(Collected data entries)
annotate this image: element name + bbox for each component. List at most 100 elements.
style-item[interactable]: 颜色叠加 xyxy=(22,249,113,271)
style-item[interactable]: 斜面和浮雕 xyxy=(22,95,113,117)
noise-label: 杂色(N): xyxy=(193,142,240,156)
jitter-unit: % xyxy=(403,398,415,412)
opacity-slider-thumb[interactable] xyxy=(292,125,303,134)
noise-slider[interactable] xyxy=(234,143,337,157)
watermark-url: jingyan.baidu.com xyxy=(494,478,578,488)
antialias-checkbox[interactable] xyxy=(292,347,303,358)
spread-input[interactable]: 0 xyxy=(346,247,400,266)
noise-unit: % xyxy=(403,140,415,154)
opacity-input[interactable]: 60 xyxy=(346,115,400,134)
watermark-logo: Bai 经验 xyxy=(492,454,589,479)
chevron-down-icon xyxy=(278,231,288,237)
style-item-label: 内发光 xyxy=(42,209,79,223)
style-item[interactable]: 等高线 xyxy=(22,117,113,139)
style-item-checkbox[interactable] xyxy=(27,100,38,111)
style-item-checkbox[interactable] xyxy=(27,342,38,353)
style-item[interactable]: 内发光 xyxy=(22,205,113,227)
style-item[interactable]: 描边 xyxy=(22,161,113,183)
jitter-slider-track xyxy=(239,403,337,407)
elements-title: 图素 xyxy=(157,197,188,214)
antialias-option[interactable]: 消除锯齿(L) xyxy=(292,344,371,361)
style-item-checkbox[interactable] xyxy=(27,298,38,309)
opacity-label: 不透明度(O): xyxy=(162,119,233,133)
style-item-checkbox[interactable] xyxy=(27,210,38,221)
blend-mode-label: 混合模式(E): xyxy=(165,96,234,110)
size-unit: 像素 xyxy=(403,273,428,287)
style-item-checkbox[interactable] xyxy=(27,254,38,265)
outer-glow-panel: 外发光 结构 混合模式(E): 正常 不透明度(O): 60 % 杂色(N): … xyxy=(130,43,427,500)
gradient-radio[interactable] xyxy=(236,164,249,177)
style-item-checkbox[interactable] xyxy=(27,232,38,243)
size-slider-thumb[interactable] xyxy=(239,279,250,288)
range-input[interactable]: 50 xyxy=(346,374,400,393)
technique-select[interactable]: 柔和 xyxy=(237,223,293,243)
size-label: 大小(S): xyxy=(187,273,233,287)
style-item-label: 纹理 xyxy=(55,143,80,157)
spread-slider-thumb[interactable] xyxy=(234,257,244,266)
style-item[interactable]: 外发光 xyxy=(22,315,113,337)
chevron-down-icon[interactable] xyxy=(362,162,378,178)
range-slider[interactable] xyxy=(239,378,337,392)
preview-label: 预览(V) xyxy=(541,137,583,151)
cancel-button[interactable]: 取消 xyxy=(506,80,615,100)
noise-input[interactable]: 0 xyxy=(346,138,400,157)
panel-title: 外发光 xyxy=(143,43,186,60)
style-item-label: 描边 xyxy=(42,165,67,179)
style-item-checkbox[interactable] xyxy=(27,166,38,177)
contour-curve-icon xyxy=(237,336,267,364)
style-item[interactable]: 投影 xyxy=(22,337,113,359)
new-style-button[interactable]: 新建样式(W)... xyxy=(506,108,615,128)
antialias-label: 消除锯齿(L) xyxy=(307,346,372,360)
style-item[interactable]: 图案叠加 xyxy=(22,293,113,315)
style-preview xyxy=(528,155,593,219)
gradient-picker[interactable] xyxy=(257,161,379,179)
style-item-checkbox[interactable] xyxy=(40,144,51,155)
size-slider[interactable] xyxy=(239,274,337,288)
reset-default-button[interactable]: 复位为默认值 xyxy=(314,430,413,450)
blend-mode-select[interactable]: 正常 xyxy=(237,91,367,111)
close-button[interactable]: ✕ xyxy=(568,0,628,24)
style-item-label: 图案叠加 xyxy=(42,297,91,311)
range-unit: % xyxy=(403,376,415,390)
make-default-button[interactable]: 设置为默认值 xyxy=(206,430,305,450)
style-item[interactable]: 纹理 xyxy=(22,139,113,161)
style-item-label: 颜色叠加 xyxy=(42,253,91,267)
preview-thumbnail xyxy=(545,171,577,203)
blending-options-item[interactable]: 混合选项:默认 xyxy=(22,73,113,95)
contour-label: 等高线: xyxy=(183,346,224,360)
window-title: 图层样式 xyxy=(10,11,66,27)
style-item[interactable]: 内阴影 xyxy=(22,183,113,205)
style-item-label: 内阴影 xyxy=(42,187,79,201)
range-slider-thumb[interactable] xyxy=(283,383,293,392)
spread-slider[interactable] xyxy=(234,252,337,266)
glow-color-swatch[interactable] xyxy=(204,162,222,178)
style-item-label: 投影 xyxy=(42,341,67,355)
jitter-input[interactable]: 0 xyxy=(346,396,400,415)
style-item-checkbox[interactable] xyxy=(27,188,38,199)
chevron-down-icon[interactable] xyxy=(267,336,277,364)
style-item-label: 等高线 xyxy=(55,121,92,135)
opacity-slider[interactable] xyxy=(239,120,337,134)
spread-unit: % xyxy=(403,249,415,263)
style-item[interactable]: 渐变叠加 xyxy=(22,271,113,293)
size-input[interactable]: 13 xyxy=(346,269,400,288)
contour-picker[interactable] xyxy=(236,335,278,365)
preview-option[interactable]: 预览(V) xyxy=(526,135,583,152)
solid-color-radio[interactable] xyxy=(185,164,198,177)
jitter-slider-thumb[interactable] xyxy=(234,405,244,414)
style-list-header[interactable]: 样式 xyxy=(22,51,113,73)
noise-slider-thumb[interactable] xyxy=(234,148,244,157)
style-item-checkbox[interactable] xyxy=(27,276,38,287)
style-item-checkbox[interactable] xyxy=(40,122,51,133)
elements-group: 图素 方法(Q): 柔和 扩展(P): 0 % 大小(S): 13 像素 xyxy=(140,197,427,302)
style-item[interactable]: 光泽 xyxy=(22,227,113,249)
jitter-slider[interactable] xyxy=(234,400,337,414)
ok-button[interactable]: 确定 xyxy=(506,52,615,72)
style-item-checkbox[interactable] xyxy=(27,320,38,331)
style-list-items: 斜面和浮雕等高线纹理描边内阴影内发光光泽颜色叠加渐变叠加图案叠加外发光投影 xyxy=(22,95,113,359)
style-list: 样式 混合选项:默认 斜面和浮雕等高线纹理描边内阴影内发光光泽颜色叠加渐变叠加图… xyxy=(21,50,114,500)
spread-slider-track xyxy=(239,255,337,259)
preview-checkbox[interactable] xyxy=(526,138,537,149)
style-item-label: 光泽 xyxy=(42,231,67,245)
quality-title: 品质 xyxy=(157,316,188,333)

◆ **Directions**
Please copy out all of the material above, line for line, with nothing changed.

◆ **Task answer**
annotate this image: element name + bbox for each component. List at most 100 elements.
style-item[interactable]: 颜色叠加 xyxy=(22,249,113,271)
style-item[interactable]: 斜面和浮雕 xyxy=(22,95,113,117)
noise-label: 杂色(N): xyxy=(193,142,240,156)
jitter-unit: % xyxy=(403,398,415,412)
opacity-slider-thumb[interactable] xyxy=(292,125,303,134)
noise-slider[interactable] xyxy=(234,143,337,157)
watermark-url: jingyan.baidu.com xyxy=(494,478,578,488)
antialias-checkbox[interactable] xyxy=(292,347,303,358)
spread-input[interactable]: 0 xyxy=(346,247,400,266)
noise-unit: % xyxy=(403,140,415,154)
opacity-input[interactable]: 60 xyxy=(346,115,400,134)
watermark-logo: Bai 经验 xyxy=(492,454,589,479)
chevron-down-icon xyxy=(278,231,288,237)
style-item-label: 内发光 xyxy=(42,209,79,223)
style-item[interactable]: 等高线 xyxy=(22,117,113,139)
style-item-checkbox[interactable] xyxy=(27,100,38,111)
style-item-checkbox[interactable] xyxy=(27,342,38,353)
style-item[interactable]: 内发光 xyxy=(22,205,113,227)
style-item[interactable]: 描边 xyxy=(22,161,113,183)
jitter-slider-track xyxy=(239,403,337,407)
elements-title: 图素 xyxy=(157,197,188,214)
antialias-option[interactable]: 消除锯齿(L) xyxy=(292,344,371,361)
style-item-checkbox[interactable] xyxy=(27,298,38,309)
opacity-label: 不透明度(O): xyxy=(162,119,233,133)
style-item-checkbox[interactable] xyxy=(27,210,38,221)
blend-mode-label: 混合模式(E): xyxy=(165,96,234,110)
size-unit: 像素 xyxy=(403,273,428,287)
style-item-checkbox[interactable] xyxy=(27,254,38,265)
outer-glow-panel: 外发光 结构 混合模式(E): 正常 不透明度(O): 60 % 杂色(N): … xyxy=(130,43,427,500)
gradient-radio[interactable] xyxy=(236,164,249,177)
style-item-checkbox[interactable] xyxy=(27,232,38,243)
size-slider-thumb[interactable] xyxy=(239,279,250,288)
range-input[interactable]: 50 xyxy=(346,374,400,393)
technique-select[interactable]: 柔和 xyxy=(237,223,293,243)
size-label: 大小(S): xyxy=(187,273,233,287)
style-item-label: 纹理 xyxy=(55,143,80,157)
spread-slider-thumb[interactable] xyxy=(234,257,244,266)
style-item[interactable]: 外发光 xyxy=(22,315,113,337)
chevron-down-icon[interactable] xyxy=(362,162,378,178)
range-slider[interactable] xyxy=(239,378,337,392)
preview-label: 预览(V) xyxy=(541,137,583,151)
cancel-button[interactable]: 取消 xyxy=(506,80,615,100)
noise-input[interactable]: 0 xyxy=(346,138,400,157)
panel-title: 外发光 xyxy=(143,43,186,60)
style-item-label: 描边 xyxy=(42,165,67,179)
style-item-checkbox[interactable] xyxy=(27,166,38,177)
contour-curve-icon xyxy=(237,336,267,364)
style-item[interactable]: 投影 xyxy=(22,337,113,359)
new-style-button[interactable]: 新建样式(W)... xyxy=(506,108,615,128)
antialias-label: 消除锯齿(L) xyxy=(307,346,372,360)
style-item[interactable]: 图案叠加 xyxy=(22,293,113,315)
style-preview xyxy=(528,155,593,219)
gradient-picker[interactable] xyxy=(257,161,379,179)
style-item-checkbox[interactable] xyxy=(40,144,51,155)
size-slider[interactable] xyxy=(239,274,337,288)
reset-default-button[interactable]: 复位为默认值 xyxy=(314,430,413,450)
blend-mode-select[interactable]: 正常 xyxy=(237,91,367,111)
close-button[interactable]: ✕ xyxy=(568,0,628,24)
style-item-label: 图案叠加 xyxy=(42,297,91,311)
range-unit: % xyxy=(403,376,415,390)
make-default-button[interactable]: 设置为默认值 xyxy=(206,430,305,450)
style-item[interactable]: 纹理 xyxy=(22,139,113,161)
style-item-label: 颜色叠加 xyxy=(42,253,91,267)
preview-thumbnail xyxy=(545,171,577,203)
blending-options-item[interactable]: 混合选项:默认 xyxy=(22,73,113,95)
contour-label: 等高线: xyxy=(183,346,224,360)
window-title: 图层样式 xyxy=(10,11,66,27)
style-item[interactable]: 内阴影 xyxy=(22,183,113,205)
style-item-label: 内阴影 xyxy=(42,187,79,201)
range-slider-thumb[interactable] xyxy=(283,383,293,392)
spread-slider[interactable] xyxy=(234,252,337,266)
glow-color-swatch[interactable] xyxy=(204,162,222,178)
style-item-label: 投影 xyxy=(42,341,67,355)
jitter-input[interactable]: 0 xyxy=(346,396,400,415)
style-item-checkbox[interactable] xyxy=(27,188,38,199)
chevron-down-icon[interactable] xyxy=(267,336,277,364)
style-item-label: 等高线 xyxy=(55,121,92,135)
opacity-slider[interactable] xyxy=(239,120,337,134)
spread-unit: % xyxy=(403,249,415,263)
style-item[interactable]: 渐变叠加 xyxy=(22,271,113,293)
size-input[interactable]: 13 xyxy=(346,269,400,288)
contour-picker[interactable] xyxy=(236,335,278,365)
preview-option[interactable]: 预览(V) xyxy=(526,135,583,152)
solid-color-radio[interactable] xyxy=(185,164,198,177)
jitter-slider-thumb[interactable] xyxy=(234,405,244,414)
style-list-header[interactable]: 样式 xyxy=(22,51,113,73)
noise-slider-thumb[interactable] xyxy=(234,148,244,157)
style-item-checkbox[interactable] xyxy=(27,276,38,287)
style-item-checkbox[interactable] xyxy=(40,122,51,133)
elements-group: 图素 方法(Q): 柔和 扩展(P): 0 % 大小(S): 13 像素 xyxy=(140,197,427,302)
style-item[interactable]: 光泽 xyxy=(22,227,113,249)
jitter-slider[interactable] xyxy=(234,400,337,414)
ok-button[interactable]: 确定 xyxy=(506,52,615,72)
style-item-checkbox[interactable] xyxy=(27,320,38,331)
style-list-items: 斜面和浮雕等高线纹理描边内阴影内发光光泽颜色叠加渐变叠加图案叠加外发光投影 xyxy=(22,95,113,359)
style-list: 样式 混合选项:默认 斜面和浮雕等高线纹理描边内阴影内发光光泽颜色叠加渐变叠加图… xyxy=(21,50,114,500)
spread-slider-track xyxy=(239,255,337,259)
preview-checkbox[interactable] xyxy=(526,138,537,149)
style-item-label: 光泽 xyxy=(42,231,67,245)
quality-title: 品质 xyxy=(157,316,188,333)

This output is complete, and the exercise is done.